INSTRUCTIONS FOR THE TASK ->
Show every line in the entries below that contains the string "left". Case counts.

STORED DATA ->
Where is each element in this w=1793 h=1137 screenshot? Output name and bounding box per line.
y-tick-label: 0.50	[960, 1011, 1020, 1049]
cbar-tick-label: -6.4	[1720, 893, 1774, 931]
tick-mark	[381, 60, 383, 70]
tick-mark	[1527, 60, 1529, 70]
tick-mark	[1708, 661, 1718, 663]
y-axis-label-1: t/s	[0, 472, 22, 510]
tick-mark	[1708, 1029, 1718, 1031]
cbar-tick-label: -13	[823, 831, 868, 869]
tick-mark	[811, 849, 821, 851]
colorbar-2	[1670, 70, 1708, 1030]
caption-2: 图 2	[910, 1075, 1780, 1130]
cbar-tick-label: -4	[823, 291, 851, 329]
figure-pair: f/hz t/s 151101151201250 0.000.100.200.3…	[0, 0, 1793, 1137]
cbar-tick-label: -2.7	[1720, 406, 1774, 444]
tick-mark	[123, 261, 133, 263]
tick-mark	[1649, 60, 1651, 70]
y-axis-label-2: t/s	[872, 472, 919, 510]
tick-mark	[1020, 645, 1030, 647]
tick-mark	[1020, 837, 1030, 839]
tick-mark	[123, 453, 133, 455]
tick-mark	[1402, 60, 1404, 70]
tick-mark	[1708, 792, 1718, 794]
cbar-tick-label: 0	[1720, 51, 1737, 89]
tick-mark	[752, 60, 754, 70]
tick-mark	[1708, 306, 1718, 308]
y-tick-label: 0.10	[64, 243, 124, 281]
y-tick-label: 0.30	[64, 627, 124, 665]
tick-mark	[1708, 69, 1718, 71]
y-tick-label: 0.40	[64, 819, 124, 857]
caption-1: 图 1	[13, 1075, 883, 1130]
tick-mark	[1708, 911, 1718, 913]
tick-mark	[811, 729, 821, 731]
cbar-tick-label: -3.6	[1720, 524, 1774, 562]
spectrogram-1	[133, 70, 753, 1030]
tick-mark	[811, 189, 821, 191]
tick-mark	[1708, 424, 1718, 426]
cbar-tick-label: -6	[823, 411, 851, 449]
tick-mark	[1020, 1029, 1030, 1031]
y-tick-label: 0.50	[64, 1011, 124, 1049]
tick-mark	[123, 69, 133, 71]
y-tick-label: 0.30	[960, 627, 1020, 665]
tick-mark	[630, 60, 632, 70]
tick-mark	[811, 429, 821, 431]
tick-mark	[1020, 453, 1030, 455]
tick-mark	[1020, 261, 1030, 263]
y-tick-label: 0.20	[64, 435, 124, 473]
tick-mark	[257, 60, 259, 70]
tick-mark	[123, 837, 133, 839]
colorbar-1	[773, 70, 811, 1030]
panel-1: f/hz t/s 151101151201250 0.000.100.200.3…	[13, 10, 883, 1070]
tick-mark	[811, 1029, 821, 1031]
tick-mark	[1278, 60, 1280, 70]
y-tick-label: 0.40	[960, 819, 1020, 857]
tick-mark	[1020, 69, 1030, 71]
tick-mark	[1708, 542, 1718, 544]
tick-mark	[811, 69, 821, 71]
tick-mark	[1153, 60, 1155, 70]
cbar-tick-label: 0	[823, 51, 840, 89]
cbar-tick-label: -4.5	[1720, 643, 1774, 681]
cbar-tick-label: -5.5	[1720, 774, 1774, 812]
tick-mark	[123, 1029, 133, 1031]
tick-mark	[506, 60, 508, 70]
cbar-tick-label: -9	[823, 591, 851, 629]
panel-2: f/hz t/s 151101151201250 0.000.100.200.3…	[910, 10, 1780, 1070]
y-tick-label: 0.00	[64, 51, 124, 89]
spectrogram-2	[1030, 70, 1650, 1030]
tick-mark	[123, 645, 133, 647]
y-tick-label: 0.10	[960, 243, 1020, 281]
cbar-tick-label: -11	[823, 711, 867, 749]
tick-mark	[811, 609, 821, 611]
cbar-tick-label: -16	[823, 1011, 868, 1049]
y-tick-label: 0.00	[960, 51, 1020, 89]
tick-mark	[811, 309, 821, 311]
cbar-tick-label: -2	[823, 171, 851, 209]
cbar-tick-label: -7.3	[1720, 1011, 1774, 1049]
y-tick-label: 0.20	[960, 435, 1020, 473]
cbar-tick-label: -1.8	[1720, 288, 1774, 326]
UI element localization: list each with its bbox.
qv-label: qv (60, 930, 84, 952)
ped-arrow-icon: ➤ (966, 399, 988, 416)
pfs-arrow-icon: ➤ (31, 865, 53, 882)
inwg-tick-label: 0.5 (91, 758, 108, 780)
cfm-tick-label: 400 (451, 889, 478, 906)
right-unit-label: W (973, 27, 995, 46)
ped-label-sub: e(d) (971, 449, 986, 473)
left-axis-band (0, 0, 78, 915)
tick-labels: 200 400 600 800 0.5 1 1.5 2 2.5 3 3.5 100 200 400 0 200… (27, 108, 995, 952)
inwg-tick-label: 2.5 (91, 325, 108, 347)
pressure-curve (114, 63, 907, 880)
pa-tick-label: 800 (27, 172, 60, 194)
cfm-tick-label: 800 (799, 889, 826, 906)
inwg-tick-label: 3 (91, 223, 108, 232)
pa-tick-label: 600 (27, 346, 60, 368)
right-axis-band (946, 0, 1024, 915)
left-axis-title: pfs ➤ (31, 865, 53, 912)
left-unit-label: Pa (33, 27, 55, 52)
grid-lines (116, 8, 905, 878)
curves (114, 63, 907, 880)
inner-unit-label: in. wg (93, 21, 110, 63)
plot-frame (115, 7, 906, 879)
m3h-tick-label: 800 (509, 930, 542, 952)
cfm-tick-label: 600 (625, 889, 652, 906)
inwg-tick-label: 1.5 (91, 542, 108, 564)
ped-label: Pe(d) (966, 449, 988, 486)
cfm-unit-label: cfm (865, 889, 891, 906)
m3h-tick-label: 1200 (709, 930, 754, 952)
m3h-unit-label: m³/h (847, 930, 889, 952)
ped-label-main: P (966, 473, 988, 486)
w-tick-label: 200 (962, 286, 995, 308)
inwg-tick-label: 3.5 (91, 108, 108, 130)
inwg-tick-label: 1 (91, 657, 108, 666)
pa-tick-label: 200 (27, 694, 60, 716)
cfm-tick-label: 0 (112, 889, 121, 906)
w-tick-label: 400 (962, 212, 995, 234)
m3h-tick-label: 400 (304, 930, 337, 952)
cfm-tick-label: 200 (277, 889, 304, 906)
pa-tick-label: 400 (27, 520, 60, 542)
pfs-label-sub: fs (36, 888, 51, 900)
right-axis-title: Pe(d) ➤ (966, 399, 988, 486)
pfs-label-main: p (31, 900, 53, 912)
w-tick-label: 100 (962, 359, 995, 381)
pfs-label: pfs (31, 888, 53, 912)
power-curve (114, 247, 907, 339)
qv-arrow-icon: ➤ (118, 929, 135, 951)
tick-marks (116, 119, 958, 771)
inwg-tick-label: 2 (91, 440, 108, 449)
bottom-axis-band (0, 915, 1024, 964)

ANSWER BELOW ->
left-axis-band (0, 0, 78, 915)
left-axis-title: pfs ➤ (31, 865, 53, 912)
left-unit-label: Pa (33, 27, 55, 52)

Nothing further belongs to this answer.